**What is required**
In the data below, find every line that has the string "album", and copy it.

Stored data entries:
►

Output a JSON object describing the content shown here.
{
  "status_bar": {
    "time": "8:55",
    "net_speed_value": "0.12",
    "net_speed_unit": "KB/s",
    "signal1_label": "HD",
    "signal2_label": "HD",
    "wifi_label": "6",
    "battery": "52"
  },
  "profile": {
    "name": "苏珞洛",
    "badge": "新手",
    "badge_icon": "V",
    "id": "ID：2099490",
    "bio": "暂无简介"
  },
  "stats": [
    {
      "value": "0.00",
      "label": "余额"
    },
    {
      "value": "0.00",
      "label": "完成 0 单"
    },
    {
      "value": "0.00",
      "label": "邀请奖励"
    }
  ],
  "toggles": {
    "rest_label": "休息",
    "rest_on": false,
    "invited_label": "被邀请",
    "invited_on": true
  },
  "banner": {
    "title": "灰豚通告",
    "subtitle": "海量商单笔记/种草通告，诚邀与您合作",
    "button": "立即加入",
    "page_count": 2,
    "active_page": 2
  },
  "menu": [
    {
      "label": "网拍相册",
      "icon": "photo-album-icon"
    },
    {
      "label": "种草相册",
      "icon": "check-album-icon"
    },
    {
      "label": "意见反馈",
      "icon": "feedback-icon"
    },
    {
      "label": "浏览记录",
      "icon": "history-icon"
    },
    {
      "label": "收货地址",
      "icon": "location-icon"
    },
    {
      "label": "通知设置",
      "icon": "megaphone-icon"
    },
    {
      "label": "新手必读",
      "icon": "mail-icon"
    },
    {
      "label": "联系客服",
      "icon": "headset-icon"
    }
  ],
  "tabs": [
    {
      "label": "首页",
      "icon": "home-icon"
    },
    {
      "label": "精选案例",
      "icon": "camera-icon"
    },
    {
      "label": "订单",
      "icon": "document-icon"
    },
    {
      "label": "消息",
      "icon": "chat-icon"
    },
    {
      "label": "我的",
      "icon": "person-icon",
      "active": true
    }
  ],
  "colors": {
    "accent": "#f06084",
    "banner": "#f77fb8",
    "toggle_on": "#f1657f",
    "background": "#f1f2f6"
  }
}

◄

**Expected answer**
      "icon": "photo-album-icon"
      "icon": "check-album-icon"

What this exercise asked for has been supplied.